• **PROVIDED ENTRIES**:
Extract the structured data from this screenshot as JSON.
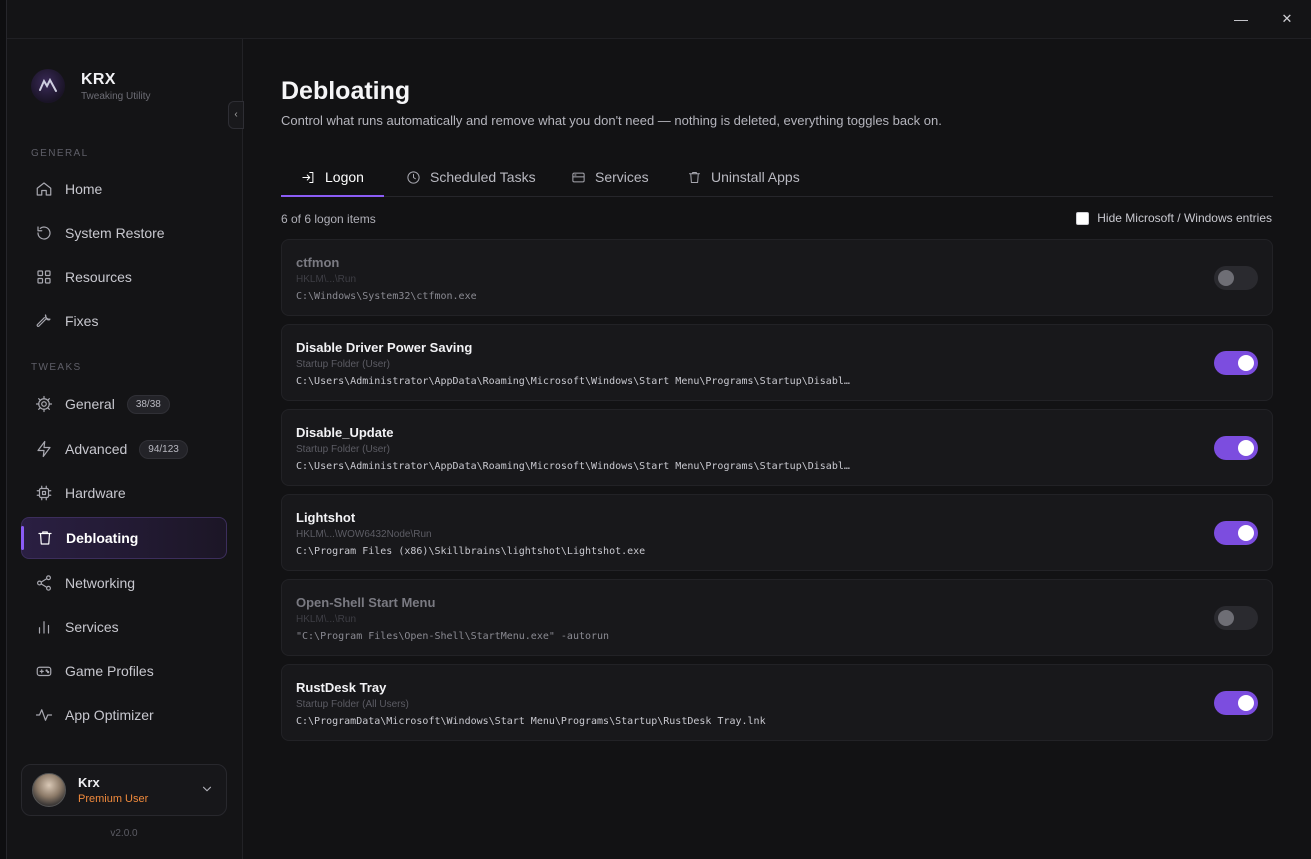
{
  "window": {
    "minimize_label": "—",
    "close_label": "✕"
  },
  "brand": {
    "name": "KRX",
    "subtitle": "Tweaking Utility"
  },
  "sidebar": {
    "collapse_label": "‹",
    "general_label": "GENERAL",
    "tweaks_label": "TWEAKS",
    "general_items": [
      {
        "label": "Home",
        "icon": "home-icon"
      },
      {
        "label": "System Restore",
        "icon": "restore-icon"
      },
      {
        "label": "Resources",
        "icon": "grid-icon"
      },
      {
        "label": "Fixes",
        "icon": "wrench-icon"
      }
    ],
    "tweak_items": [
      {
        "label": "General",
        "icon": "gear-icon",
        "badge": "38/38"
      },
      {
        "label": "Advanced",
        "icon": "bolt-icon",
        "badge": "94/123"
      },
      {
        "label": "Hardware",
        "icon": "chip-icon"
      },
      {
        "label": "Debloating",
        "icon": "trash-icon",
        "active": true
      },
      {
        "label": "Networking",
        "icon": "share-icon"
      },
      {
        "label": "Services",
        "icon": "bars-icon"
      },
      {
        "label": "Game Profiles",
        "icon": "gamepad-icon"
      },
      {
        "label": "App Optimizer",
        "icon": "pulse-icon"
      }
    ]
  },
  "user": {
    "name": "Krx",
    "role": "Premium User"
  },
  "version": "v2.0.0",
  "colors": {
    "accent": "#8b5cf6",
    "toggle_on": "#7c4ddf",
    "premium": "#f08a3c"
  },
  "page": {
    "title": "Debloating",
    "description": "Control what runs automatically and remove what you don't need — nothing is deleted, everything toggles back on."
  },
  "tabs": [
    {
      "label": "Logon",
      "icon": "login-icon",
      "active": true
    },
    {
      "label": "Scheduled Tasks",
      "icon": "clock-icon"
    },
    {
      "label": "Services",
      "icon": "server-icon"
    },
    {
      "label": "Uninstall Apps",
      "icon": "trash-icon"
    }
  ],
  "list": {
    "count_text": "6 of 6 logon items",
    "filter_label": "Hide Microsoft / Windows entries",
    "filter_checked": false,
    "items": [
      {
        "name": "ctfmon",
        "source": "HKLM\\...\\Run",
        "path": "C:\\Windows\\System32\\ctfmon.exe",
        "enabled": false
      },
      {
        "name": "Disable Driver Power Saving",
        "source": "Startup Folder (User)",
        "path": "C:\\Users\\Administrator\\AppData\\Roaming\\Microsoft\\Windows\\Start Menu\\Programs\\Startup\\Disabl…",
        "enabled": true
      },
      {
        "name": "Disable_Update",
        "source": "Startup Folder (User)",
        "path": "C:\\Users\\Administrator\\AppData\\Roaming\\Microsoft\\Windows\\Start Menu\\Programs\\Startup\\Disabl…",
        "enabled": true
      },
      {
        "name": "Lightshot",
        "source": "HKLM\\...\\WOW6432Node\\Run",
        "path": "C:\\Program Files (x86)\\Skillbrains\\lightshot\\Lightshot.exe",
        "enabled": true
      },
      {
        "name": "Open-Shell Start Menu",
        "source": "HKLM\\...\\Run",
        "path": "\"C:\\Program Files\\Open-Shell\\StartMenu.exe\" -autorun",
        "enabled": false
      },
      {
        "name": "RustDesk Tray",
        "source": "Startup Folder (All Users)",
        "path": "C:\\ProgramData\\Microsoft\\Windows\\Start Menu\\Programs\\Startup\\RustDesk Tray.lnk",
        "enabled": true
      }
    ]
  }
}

• **TASK STATEMENT**:
Only lines that contain the word "Microsoft" are wanted; copy each of them.

• **OUTPUT OF THE TASK**:
    "filter_label": "Hide Microsoft / Windows entries",
        "path": "C:\\Users\\Administrator\\AppData\\Roaming\\Microsoft\\Windows\\Start Menu\\Programs\\Startup\\Disabl…",
        "path": "C:\\Users\\Administrator\\AppData\\Roaming\\Microsoft\\Windows\\Start Menu\\Programs\\Startup\\Disabl…",
        "path": "C:\\ProgramData\\Microsoft\\Windows\\Start Menu\\Programs\\Startup\\RustDesk Tray.lnk",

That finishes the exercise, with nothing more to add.